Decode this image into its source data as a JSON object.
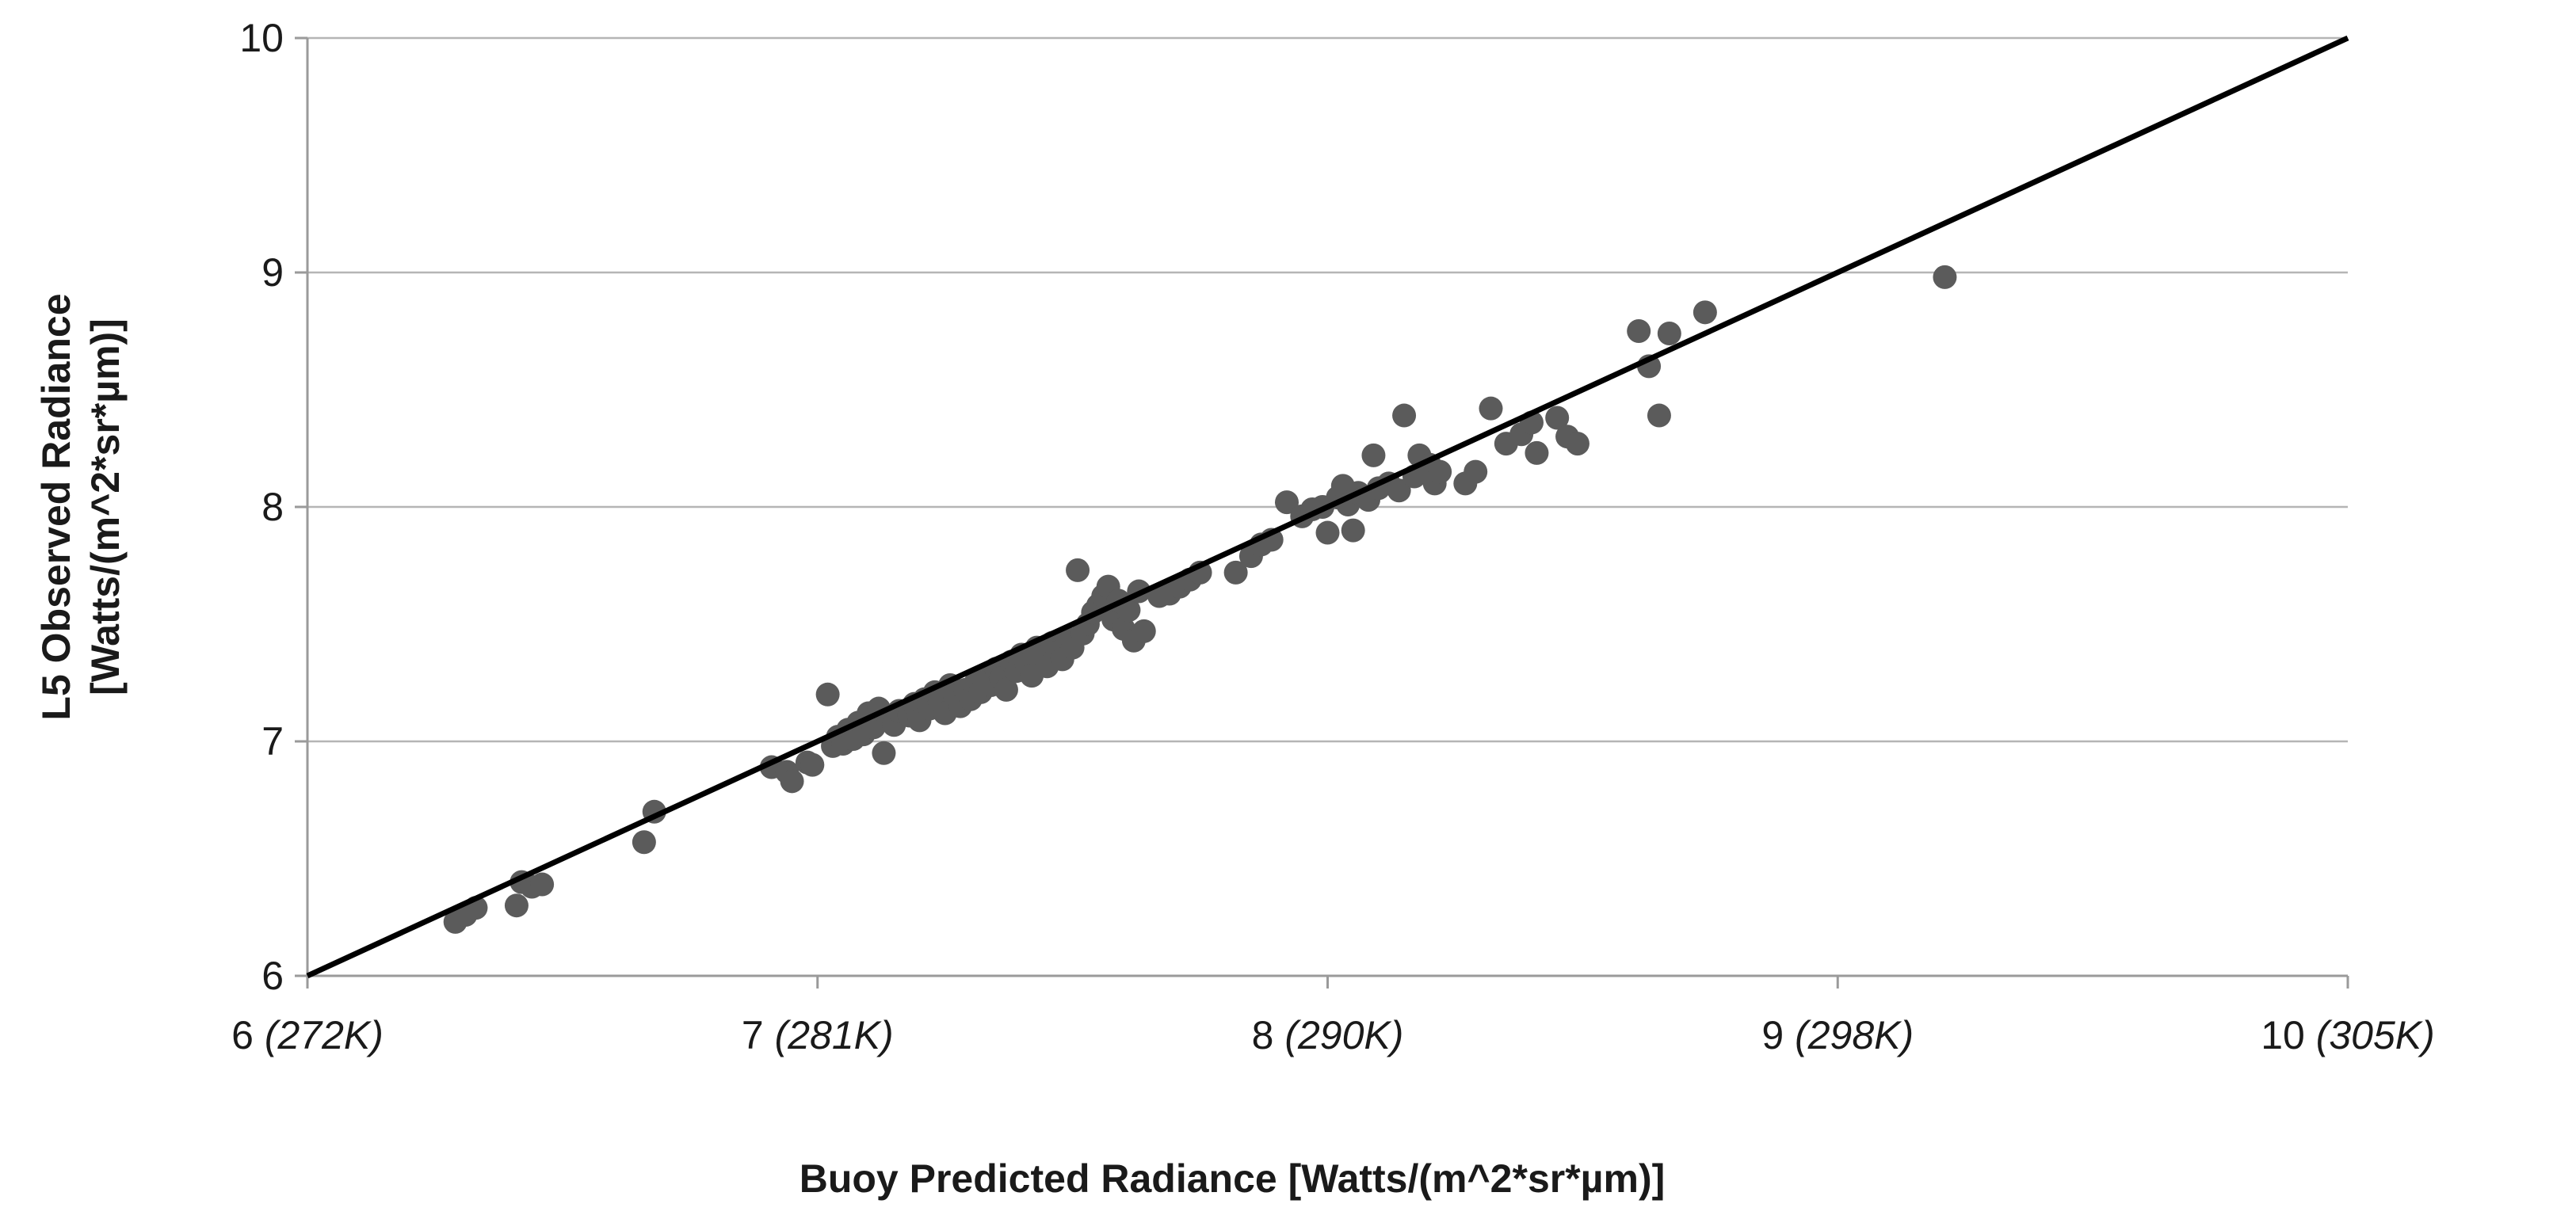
{
  "chart_data": {
    "type": "scatter",
    "xlabel": "Buoy Predicted Radiance [Watts/(m^2*sr*µm)]",
    "ylabel_lines": [
      "L5 Observed Radiance",
      "[Watts/(m^2*sr*µm)]"
    ],
    "xlim": [
      6,
      10
    ],
    "ylim": [
      6,
      10
    ],
    "grid": true,
    "x_ticks": [
      {
        "value": 6,
        "label": "6",
        "temp": "(272K)"
      },
      {
        "value": 7,
        "label": "7",
        "temp": "(281K)"
      },
      {
        "value": 8,
        "label": "8",
        "temp": "(290K)"
      },
      {
        "value": 9,
        "label": "9 ",
        "temp": "(298K)"
      },
      {
        "value": 10,
        "label": "10",
        "temp": "(305K)"
      }
    ],
    "y_ticks": [
      {
        "value": 6,
        "label": "6"
      },
      {
        "value": 7,
        "label": "7"
      },
      {
        "value": 8,
        "label": "8"
      },
      {
        "value": 9,
        "label": "9"
      },
      {
        "value": 10,
        "label": "10"
      }
    ],
    "reference_line": {
      "from": [
        6,
        6
      ],
      "to": [
        10,
        10
      ],
      "color": "#000000"
    },
    "point_color": "#5b5b5b",
    "points": [
      [
        6.29,
        6.23
      ],
      [
        6.31,
        6.26
      ],
      [
        6.33,
        6.29
      ],
      [
        6.41,
        6.3
      ],
      [
        6.42,
        6.4
      ],
      [
        6.44,
        6.38
      ],
      [
        6.46,
        6.39
      ],
      [
        6.66,
        6.57
      ],
      [
        6.68,
        6.7
      ],
      [
        6.91,
        6.89
      ],
      [
        6.94,
        6.87
      ],
      [
        6.95,
        6.83
      ],
      [
        6.98,
        6.91
      ],
      [
        6.99,
        6.9
      ],
      [
        7.02,
        7.2
      ],
      [
        7.03,
        6.98
      ],
      [
        7.04,
        7.02
      ],
      [
        7.05,
        6.99
      ],
      [
        7.06,
        7.05
      ],
      [
        7.07,
        7.01
      ],
      [
        7.08,
        7.08
      ],
      [
        7.09,
        7.03
      ],
      [
        7.1,
        7.12
      ],
      [
        7.11,
        7.06
      ],
      [
        7.12,
        7.14
      ],
      [
        7.13,
        6.95
      ],
      [
        7.14,
        7.1
      ],
      [
        7.15,
        7.07
      ],
      [
        7.16,
        7.13
      ],
      [
        7.18,
        7.11
      ],
      [
        7.19,
        7.16
      ],
      [
        7.2,
        7.09
      ],
      [
        7.21,
        7.18
      ],
      [
        7.22,
        7.14
      ],
      [
        7.23,
        7.21
      ],
      [
        7.24,
        7.17
      ],
      [
        7.25,
        7.12
      ],
      [
        7.26,
        7.24
      ],
      [
        7.27,
        7.19
      ],
      [
        7.28,
        7.15
      ],
      [
        7.29,
        7.22
      ],
      [
        7.3,
        7.18
      ],
      [
        7.31,
        7.25
      ],
      [
        7.32,
        7.21
      ],
      [
        7.33,
        7.28
      ],
      [
        7.34,
        7.24
      ],
      [
        7.35,
        7.31
      ],
      [
        7.36,
        7.27
      ],
      [
        7.37,
        7.22
      ],
      [
        7.38,
        7.34
      ],
      [
        7.39,
        7.3
      ],
      [
        7.4,
        7.37
      ],
      [
        7.41,
        7.33
      ],
      [
        7.42,
        7.28
      ],
      [
        7.43,
        7.4
      ],
      [
        7.44,
        7.36
      ],
      [
        7.45,
        7.32
      ],
      [
        7.46,
        7.42
      ],
      [
        7.47,
        7.38
      ],
      [
        7.48,
        7.35
      ],
      [
        7.49,
        7.44
      ],
      [
        7.5,
        7.4
      ],
      [
        7.51,
        7.73
      ],
      [
        7.52,
        7.46
      ],
      [
        7.53,
        7.5
      ],
      [
        7.54,
        7.55
      ],
      [
        7.55,
        7.58
      ],
      [
        7.56,
        7.62
      ],
      [
        7.57,
        7.66
      ],
      [
        7.58,
        7.52
      ],
      [
        7.59,
        7.6
      ],
      [
        7.6,
        7.48
      ],
      [
        7.61,
        7.56
      ],
      [
        7.62,
        7.43
      ],
      [
        7.63,
        7.64
      ],
      [
        7.64,
        7.47
      ],
      [
        7.67,
        7.62
      ],
      [
        7.69,
        7.63
      ],
      [
        7.71,
        7.66
      ],
      [
        7.73,
        7.69
      ],
      [
        7.75,
        7.72
      ],
      [
        7.82,
        7.72
      ],
      [
        7.85,
        7.79
      ],
      [
        7.87,
        7.84
      ],
      [
        7.89,
        7.86
      ],
      [
        7.92,
        8.02
      ],
      [
        7.95,
        7.96
      ],
      [
        7.97,
        7.99
      ],
      [
        7.99,
        8.0
      ],
      [
        8.0,
        7.89
      ],
      [
        8.02,
        8.04
      ],
      [
        8.03,
        8.09
      ],
      [
        8.04,
        8.01
      ],
      [
        8.05,
        7.9
      ],
      [
        8.06,
        8.06
      ],
      [
        8.08,
        8.03
      ],
      [
        8.09,
        8.22
      ],
      [
        8.1,
        8.08
      ],
      [
        8.12,
        8.1
      ],
      [
        8.14,
        8.07
      ],
      [
        8.15,
        8.39
      ],
      [
        8.17,
        8.13
      ],
      [
        8.18,
        8.22
      ],
      [
        8.2,
        8.18
      ],
      [
        8.21,
        8.1
      ],
      [
        8.22,
        8.15
      ],
      [
        8.27,
        8.1
      ],
      [
        8.29,
        8.15
      ],
      [
        8.32,
        8.42
      ],
      [
        8.35,
        8.27
      ],
      [
        8.38,
        8.31
      ],
      [
        8.4,
        8.36
      ],
      [
        8.41,
        8.23
      ],
      [
        8.45,
        8.38
      ],
      [
        8.47,
        8.3
      ],
      [
        8.49,
        8.27
      ],
      [
        8.61,
        8.75
      ],
      [
        8.63,
        8.6
      ],
      [
        8.65,
        8.39
      ],
      [
        8.67,
        8.74
      ],
      [
        8.74,
        8.83
      ],
      [
        9.21,
        8.98
      ]
    ]
  }
}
:::
Copy the records exactly as they appear, excluding images.

Decode this image into its source data as a JSON object.
{
  "chart_data": {
    "type": "scatter",
    "xlabel": "Buoy Predicted Radiance [Watts/(m^2*sr*µm)]",
    "ylabel_lines": [
      "L5 Observed Radiance",
      "[Watts/(m^2*sr*µm)]"
    ],
    "xlim": [
      6,
      10
    ],
    "ylim": [
      6,
      10
    ],
    "grid": true,
    "x_ticks": [
      {
        "value": 6,
        "label": "6",
        "temp": "(272K)"
      },
      {
        "value": 7,
        "label": "7",
        "temp": "(281K)"
      },
      {
        "value": 8,
        "label": "8",
        "temp": "(290K)"
      },
      {
        "value": 9,
        "label": "9 ",
        "temp": "(298K)"
      },
      {
        "value": 10,
        "label": "10",
        "temp": "(305K)"
      }
    ],
    "y_ticks": [
      {
        "value": 6,
        "label": "6"
      },
      {
        "value": 7,
        "label": "7"
      },
      {
        "value": 8,
        "label": "8"
      },
      {
        "value": 9,
        "label": "9"
      },
      {
        "value": 10,
        "label": "10"
      }
    ],
    "reference_line": {
      "from": [
        6,
        6
      ],
      "to": [
        10,
        10
      ],
      "color": "#000000"
    },
    "point_color": "#5b5b5b",
    "points": [
      [
        6.29,
        6.23
      ],
      [
        6.31,
        6.26
      ],
      [
        6.33,
        6.29
      ],
      [
        6.41,
        6.3
      ],
      [
        6.42,
        6.4
      ],
      [
        6.44,
        6.38
      ],
      [
        6.46,
        6.39
      ],
      [
        6.66,
        6.57
      ],
      [
        6.68,
        6.7
      ],
      [
        6.91,
        6.89
      ],
      [
        6.94,
        6.87
      ],
      [
        6.95,
        6.83
      ],
      [
        6.98,
        6.91
      ],
      [
        6.99,
        6.9
      ],
      [
        7.02,
        7.2
      ],
      [
        7.03,
        6.98
      ],
      [
        7.04,
        7.02
      ],
      [
        7.05,
        6.99
      ],
      [
        7.06,
        7.05
      ],
      [
        7.07,
        7.01
      ],
      [
        7.08,
        7.08
      ],
      [
        7.09,
        7.03
      ],
      [
        7.1,
        7.12
      ],
      [
        7.11,
        7.06
      ],
      [
        7.12,
        7.14
      ],
      [
        7.13,
        6.95
      ],
      [
        7.14,
        7.1
      ],
      [
        7.15,
        7.07
      ],
      [
        7.16,
        7.13
      ],
      [
        7.18,
        7.11
      ],
      [
        7.19,
        7.16
      ],
      [
        7.2,
        7.09
      ],
      [
        7.21,
        7.18
      ],
      [
        7.22,
        7.14
      ],
      [
        7.23,
        7.21
      ],
      [
        7.24,
        7.17
      ],
      [
        7.25,
        7.12
      ],
      [
        7.26,
        7.24
      ],
      [
        7.27,
        7.19
      ],
      [
        7.28,
        7.15
      ],
      [
        7.29,
        7.22
      ],
      [
        7.3,
        7.18
      ],
      [
        7.31,
        7.25
      ],
      [
        7.32,
        7.21
      ],
      [
        7.33,
        7.28
      ],
      [
        7.34,
        7.24
      ],
      [
        7.35,
        7.31
      ],
      [
        7.36,
        7.27
      ],
      [
        7.37,
        7.22
      ],
      [
        7.38,
        7.34
      ],
      [
        7.39,
        7.3
      ],
      [
        7.4,
        7.37
      ],
      [
        7.41,
        7.33
      ],
      [
        7.42,
        7.28
      ],
      [
        7.43,
        7.4
      ],
      [
        7.44,
        7.36
      ],
      [
        7.45,
        7.32
      ],
      [
        7.46,
        7.42
      ],
      [
        7.47,
        7.38
      ],
      [
        7.48,
        7.35
      ],
      [
        7.49,
        7.44
      ],
      [
        7.5,
        7.4
      ],
      [
        7.51,
        7.73
      ],
      [
        7.52,
        7.46
      ],
      [
        7.53,
        7.5
      ],
      [
        7.54,
        7.55
      ],
      [
        7.55,
        7.58
      ],
      [
        7.56,
        7.62
      ],
      [
        7.57,
        7.66
      ],
      [
        7.58,
        7.52
      ],
      [
        7.59,
        7.6
      ],
      [
        7.6,
        7.48
      ],
      [
        7.61,
        7.56
      ],
      [
        7.62,
        7.43
      ],
      [
        7.63,
        7.64
      ],
      [
        7.64,
        7.47
      ],
      [
        7.67,
        7.62
      ],
      [
        7.69,
        7.63
      ],
      [
        7.71,
        7.66
      ],
      [
        7.73,
        7.69
      ],
      [
        7.75,
        7.72
      ],
      [
        7.82,
        7.72
      ],
      [
        7.85,
        7.79
      ],
      [
        7.87,
        7.84
      ],
      [
        7.89,
        7.86
      ],
      [
        7.92,
        8.02
      ],
      [
        7.95,
        7.96
      ],
      [
        7.97,
        7.99
      ],
      [
        7.99,
        8.0
      ],
      [
        8.0,
        7.89
      ],
      [
        8.02,
        8.04
      ],
      [
        8.03,
        8.09
      ],
      [
        8.04,
        8.01
      ],
      [
        8.05,
        7.9
      ],
      [
        8.06,
        8.06
      ],
      [
        8.08,
        8.03
      ],
      [
        8.09,
        8.22
      ],
      [
        8.1,
        8.08
      ],
      [
        8.12,
        8.1
      ],
      [
        8.14,
        8.07
      ],
      [
        8.15,
        8.39
      ],
      [
        8.17,
        8.13
      ],
      [
        8.18,
        8.22
      ],
      [
        8.2,
        8.18
      ],
      [
        8.21,
        8.1
      ],
      [
        8.22,
        8.15
      ],
      [
        8.27,
        8.1
      ],
      [
        8.29,
        8.15
      ],
      [
        8.32,
        8.42
      ],
      [
        8.35,
        8.27
      ],
      [
        8.38,
        8.31
      ],
      [
        8.4,
        8.36
      ],
      [
        8.41,
        8.23
      ],
      [
        8.45,
        8.38
      ],
      [
        8.47,
        8.3
      ],
      [
        8.49,
        8.27
      ],
      [
        8.61,
        8.75
      ],
      [
        8.63,
        8.6
      ],
      [
        8.65,
        8.39
      ],
      [
        8.67,
        8.74
      ],
      [
        8.74,
        8.83
      ],
      [
        9.21,
        8.98
      ]
    ]
  }
}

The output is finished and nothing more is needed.